== THE RECORDS ==
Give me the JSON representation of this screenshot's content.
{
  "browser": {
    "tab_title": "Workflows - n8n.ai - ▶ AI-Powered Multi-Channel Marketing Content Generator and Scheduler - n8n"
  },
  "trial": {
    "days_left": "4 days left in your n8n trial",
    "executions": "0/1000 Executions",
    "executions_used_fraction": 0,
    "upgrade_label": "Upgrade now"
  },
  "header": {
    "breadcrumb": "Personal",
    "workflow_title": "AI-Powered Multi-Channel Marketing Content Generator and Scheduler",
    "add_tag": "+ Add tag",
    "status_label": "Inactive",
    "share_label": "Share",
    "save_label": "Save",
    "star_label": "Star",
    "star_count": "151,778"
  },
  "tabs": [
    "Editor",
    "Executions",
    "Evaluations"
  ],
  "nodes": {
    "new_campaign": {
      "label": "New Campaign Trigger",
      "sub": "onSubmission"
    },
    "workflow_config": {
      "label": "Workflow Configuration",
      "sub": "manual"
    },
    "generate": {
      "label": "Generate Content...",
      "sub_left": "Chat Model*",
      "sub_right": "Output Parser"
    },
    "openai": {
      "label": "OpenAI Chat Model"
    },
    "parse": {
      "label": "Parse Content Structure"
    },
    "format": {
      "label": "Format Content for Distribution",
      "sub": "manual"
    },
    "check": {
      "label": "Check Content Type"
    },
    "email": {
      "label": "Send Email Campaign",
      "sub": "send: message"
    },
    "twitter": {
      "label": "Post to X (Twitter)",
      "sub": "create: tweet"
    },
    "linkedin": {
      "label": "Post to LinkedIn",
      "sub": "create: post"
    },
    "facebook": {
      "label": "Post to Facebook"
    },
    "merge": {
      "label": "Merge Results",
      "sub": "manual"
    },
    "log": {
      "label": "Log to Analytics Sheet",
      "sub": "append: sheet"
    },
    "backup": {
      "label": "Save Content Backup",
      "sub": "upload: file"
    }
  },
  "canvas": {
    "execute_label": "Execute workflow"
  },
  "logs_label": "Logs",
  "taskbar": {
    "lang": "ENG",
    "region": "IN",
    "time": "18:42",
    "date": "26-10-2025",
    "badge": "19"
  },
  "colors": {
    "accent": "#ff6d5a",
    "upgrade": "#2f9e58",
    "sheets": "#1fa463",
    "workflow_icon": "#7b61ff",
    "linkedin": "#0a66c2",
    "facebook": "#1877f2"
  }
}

== WHAT YOU WILL DO ==
Above are the records; retype them all without a single difference.

== CORRECT OUTPUT ==
Give me the JSON representation of this screenshot's content.
{
  "browser": {
    "tab_title": "Workflows - n8n.ai - ▶ AI-Powered Multi-Channel Marketing Content Generator and Scheduler - n8n"
  },
  "trial": {
    "days_left": "4 days left in your n8n trial",
    "executions": "0/1000 Executions",
    "executions_used_fraction": 0,
    "upgrade_label": "Upgrade now"
  },
  "header": {
    "breadcrumb": "Personal",
    "workflow_title": "AI-Powered Multi-Channel Marketing Content Generator and Scheduler",
    "add_tag": "+ Add tag",
    "status_label": "Inactive",
    "share_label": "Share",
    "save_label": "Save",
    "star_label": "Star",
    "star_count": "151,778"
  },
  "tabs": [
    "Editor",
    "Executions",
    "Evaluations"
  ],
  "nodes": {
    "new_campaign": {
      "label": "New Campaign Trigger",
      "sub": "onSubmission"
    },
    "workflow_config": {
      "label": "Workflow Configuration",
      "sub": "manual"
    },
    "generate": {
      "label": "Generate Content...",
      "sub_left": "Chat Model*",
      "sub_right": "Output Parser"
    },
    "openai": {
      "label": "OpenAI Chat Model"
    },
    "parse": {
      "label": "Parse Content Structure"
    },
    "format": {
      "label": "Format Content for Distribution",
      "sub": "manual"
    },
    "check": {
      "label": "Check Content Type"
    },
    "email": {
      "label": "Send Email Campaign",
      "sub": "send: message"
    },
    "twitter": {
      "label": "Post to X (Twitter)",
      "sub": "create: tweet"
    },
    "linkedin": {
      "label": "Post to LinkedIn",
      "sub": "create: post"
    },
    "facebook": {
      "label": "Post to Facebook"
    },
    "merge": {
      "label": "Merge Results",
      "sub": "manual"
    },
    "log": {
      "label": "Log to Analytics Sheet",
      "sub": "append: sheet"
    },
    "backup": {
      "label": "Save Content Backup",
      "sub": "upload: file"
    }
  },
  "canvas": {
    "execute_label": "Execute workflow"
  },
  "logs_label": "Logs",
  "taskbar": {
    "lang": "ENG",
    "region": "IN",
    "time": "18:42",
    "date": "26-10-2025",
    "badge": "19"
  },
  "colors": {
    "accent": "#ff6d5a",
    "upgrade": "#2f9e58",
    "sheets": "#1fa463",
    "workflow_icon": "#7b61ff",
    "linkedin": "#0a66c2",
    "facebook": "#1877f2"
  }
}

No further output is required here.